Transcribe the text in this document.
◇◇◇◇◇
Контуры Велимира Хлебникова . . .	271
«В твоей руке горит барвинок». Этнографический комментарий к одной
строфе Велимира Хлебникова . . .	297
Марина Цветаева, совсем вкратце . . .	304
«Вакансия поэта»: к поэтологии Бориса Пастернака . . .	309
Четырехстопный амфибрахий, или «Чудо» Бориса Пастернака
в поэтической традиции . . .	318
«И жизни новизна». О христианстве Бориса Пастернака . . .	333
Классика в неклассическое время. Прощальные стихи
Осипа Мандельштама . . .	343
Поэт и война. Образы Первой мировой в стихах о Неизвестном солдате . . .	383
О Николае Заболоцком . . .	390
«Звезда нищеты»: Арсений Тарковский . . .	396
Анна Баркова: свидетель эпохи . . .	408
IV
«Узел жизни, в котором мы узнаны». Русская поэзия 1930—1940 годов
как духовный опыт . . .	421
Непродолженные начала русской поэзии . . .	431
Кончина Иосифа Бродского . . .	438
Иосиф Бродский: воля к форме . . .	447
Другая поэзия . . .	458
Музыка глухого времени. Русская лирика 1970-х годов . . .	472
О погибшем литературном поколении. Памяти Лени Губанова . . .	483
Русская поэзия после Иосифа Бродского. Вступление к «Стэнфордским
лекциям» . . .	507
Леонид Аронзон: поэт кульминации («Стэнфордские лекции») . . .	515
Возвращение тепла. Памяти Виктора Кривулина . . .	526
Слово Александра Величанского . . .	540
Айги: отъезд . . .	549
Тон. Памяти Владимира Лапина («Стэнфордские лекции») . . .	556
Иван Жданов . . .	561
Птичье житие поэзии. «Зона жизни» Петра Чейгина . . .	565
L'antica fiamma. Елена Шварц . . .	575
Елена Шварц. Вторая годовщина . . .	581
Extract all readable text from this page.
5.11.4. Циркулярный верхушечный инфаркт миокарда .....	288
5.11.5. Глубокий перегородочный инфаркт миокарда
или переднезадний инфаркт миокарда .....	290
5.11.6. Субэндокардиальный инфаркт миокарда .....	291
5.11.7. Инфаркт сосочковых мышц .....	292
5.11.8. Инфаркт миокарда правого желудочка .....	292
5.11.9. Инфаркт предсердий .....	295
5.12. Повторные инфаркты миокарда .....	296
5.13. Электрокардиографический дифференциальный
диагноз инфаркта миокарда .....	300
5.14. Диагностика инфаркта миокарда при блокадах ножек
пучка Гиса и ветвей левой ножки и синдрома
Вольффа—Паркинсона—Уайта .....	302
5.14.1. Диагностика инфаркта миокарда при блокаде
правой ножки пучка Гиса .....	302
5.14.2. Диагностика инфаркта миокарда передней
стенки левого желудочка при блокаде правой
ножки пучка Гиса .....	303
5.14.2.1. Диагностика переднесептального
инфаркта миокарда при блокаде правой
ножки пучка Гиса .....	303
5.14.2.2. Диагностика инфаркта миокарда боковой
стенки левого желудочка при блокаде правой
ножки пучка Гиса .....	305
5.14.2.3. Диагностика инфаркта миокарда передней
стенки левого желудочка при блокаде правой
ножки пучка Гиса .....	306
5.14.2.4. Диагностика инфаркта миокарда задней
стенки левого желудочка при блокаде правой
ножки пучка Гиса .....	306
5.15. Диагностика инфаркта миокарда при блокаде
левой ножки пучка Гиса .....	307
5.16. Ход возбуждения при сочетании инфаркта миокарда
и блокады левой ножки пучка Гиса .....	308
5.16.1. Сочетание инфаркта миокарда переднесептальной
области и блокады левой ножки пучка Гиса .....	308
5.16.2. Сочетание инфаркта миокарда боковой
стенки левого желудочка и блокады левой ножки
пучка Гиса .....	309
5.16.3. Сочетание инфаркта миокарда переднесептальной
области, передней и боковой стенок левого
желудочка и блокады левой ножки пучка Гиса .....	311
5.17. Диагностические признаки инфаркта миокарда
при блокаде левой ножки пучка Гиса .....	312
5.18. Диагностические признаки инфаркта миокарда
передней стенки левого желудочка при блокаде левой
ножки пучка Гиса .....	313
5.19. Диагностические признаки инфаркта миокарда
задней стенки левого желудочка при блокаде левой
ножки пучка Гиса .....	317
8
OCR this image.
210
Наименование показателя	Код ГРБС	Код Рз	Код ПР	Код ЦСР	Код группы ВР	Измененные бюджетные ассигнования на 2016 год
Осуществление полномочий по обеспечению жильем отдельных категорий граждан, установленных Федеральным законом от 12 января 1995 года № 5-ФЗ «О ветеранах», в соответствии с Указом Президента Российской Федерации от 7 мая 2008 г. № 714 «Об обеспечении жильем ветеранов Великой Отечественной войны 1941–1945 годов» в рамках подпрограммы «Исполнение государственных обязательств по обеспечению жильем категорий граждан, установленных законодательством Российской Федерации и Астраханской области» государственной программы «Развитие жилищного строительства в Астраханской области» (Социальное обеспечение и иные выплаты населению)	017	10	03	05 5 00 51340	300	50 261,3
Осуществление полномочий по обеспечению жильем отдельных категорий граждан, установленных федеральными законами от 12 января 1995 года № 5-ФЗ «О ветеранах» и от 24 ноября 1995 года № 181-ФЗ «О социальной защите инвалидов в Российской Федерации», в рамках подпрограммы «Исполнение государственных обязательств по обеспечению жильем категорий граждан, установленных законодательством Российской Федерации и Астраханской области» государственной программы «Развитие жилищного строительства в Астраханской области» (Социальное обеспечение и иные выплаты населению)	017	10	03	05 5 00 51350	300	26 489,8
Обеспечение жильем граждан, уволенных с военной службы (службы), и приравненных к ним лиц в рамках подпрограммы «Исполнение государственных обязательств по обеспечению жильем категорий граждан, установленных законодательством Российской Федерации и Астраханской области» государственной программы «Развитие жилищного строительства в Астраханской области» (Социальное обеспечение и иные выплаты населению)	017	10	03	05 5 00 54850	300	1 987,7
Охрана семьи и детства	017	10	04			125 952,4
+ + + +
Set down the material above again, word for word.

Transcribe the text in this document.
◇◇◇◇◇
Контуры Велимира Хлебникова . . .	271
«В твоей руке горит барвинок». Этнографический комментарий к одной
строфе Велимира Хлебникова . . .	297
Марина Цветаева, совсем вкратце . . .	304
«Вакансия поэта»: к поэтологии Бориса Пастернака . . .	309
Четырехстопный амфибрахий, или «Чудо» Бориса Пастернака
в поэтической традиции . . .	318
«И жизни новизна». О христианстве Бориса Пастернака . . .	333
Классика в неклассическое время. Прощальные стихи
Осипа Мандельштама . . .	343
Поэт и война. Образы Первой мировой в стихах о Неизвестном солдате . . .	383
О Николае Заболоцком . . .	390
«Звезда нищеты»: Арсений Тарковский . . .	396
Анна Баркова: свидетель эпохи . . .	408
IV
«Узел жизни, в котором мы узнаны». Русская поэзия 1930—1940 годов
как духовный опыт . . .	421
Непродолженные начала русской поэзии . . .	431
Кончина Иосифа Бродского . . .	438
Иосиф Бродский: воля к форме . . .	447
Другая поэзия . . .	458
Музыка глухого времени. Русская лирика 1970-х годов . . .	472
О погибшем литературном поколении. Памяти Лени Губанова . . .	483
Русская поэзия после Иосифа Бродского. Вступление к «Стэнфордским
лекциям» . . .	507
Леонид Аронзон: поэт кульминации («Стэнфордские лекции») . . .	515
Возвращение тепла. Памяти Виктора Кривулина . . .	526
Слово Александра Величанского . . .	540
Айги: отъезд . . .	549
Тон. Памяти Владимира Лапина («Стэнфордские лекции») . . .	556
Иван Жданов . . .	561
Птичье житие поэзии. «Зона жизни» Петра Чейгина . . .	565
L'antica fiamma. Елена Шварц . . .	575
Елена Шварц. Вторая годовщина . . .	581
Extract all readable text from this page.
5.11.4. Циркулярный верхушечный инфаркт миокарда .....	288
5.11.5. Глубокий перегородочный инфаркт миокарда
или переднезадний инфаркт миокарда .....	290
5.11.6. Субэндокардиальный инфаркт миокарда .....	291
5.11.7. Инфаркт сосочковых мышц .....	292
5.11.8. Инфаркт миокарда правого желудочка .....	292
5.11.9. Инфаркт предсердий .....	295
5.12. Повторные инфаркты миокарда .....	296
5.13. Электрокардиографический дифференциальный
диагноз инфаркта миокарда .....	300
5.14. Диагностика инфаркта миокарда при блокадах ножек
пучка Гиса и ветвей левой ножки и синдрома
Вольффа—Паркинсона—Уайта .....	302
5.14.1. Диагностика инфаркта миокарда при блокаде
правой ножки пучка Гиса .....	302
5.14.2. Диагностика инфаркта миокарда передней
стенки левого желудочка при блокаде правой
ножки пучка Гиса .....	303
5.14.2.1. Диагностика переднесептального
инфаркта миокарда при блокаде правой
ножки пучка Гиса .....	303
5.14.2.2. Диагностика инфаркта миокарда боковой
стенки левого желудочка при блокаде правой
ножки пучка Гиса .....	305
5.14.2.3. Диагностика инфаркта миокарда передней
стенки левого желудочка при блокаде правой
ножки пучка Гиса .....	306
5.14.2.4. Диагностика инфаркта миокарда задней
стенки левого желудочка при блокаде правой
ножки пучка Гиса .....	306
5.15. Диагностика инфаркта миокарда при блокаде
левой ножки пучка Гиса .....	307
5.16. Ход возбуждения при сочетании инфаркта миокарда
и блокады левой ножки пучка Гиса .....	308
5.16.1. Сочетание инфаркта миокарда переднесептальной
области и блокады левой ножки пучка Гиса .....	308
5.16.2. Сочетание инфаркта миокарда боковой
стенки левого желудочка и блокады левой ножки
пучка Гиса .....	309
5.16.3. Сочетание инфаркта миокарда переднесептальной
области, передней и боковой стенок левого
желудочка и блокады левой ножки пучка Гиса .....	311
5.17. Диагностические признаки инфаркта миокарда
при блокаде левой ножки пучка Гиса .....	312
5.18. Диагностические признаки инфаркта миокарда
передней стенки левого желудочка при блокаде левой
ножки пучка Гиса .....	313
5.19. Диагностические признаки инфаркта миокарда
задней стенки левого желудочка при блокаде левой
ножки пучка Гиса .....	317
8
OCR this image.
210
Наименование показателя	Код ГРБС	Код Рз	Код ПР	Код ЦСР	Код группы ВР	Измененные бюджетные ассигнования на 2016 год
Осуществление полномочий по обеспечению жильем отдельных категорий граждан, установленных Федеральным законом от 12 января 1995 года № 5-ФЗ «О ветеранах», в соответствии с Указом Президента Российской Федерации от 7 мая 2008 г. № 714 «Об обеспечении жильем ветеранов Великой Отечественной войны 1941–1945 годов» в рамках подпрограммы «Исполнение государственных обязательств по обеспечению жильем категорий граждан, установленных законодательством Российской Федерации и Астраханской области» государственной программы «Развитие жилищного строительства в Астраханской области» (Социальное обеспечение и иные выплаты населению)	017	10	03	05 5 00 51340	300	50 261,3
Осуществление полномочий по обеспечению жильем отдельных категорий граждан, установленных федеральными законами от 12 января 1995 года № 5-ФЗ «О ветеранах» и от 24 ноября 1995 года № 181-ФЗ «О социальной защите инвалидов в Российской Федерации», в рамках подпрограммы «Исполнение государственных обязательств по обеспечению жильем категорий граждан, установленных законодательством Российской Федерации и Астраханской области» государственной программы «Развитие жилищного строительства в Астраханской области» (Социальное обеспечение и иные выплаты населению)	017	10	03	05 5 00 51350	300	26 489,8
Обеспечение жильем граждан, уволенных с военной службы (службы), и приравненных к ним лиц в рамках подпрограммы «Исполнение государственных обязательств по обеспечению жильем категорий граждан, установленных законодательством Российской Федерации и Астраханской области» государственной программы «Развитие жилищного строительства в Астраханской области» (Социальное обеспечение и иные выплаты населению)	017	10	03	05 5 00 54850	300	1 987,7
Охрана семьи и детства	017	10	04			125 952,4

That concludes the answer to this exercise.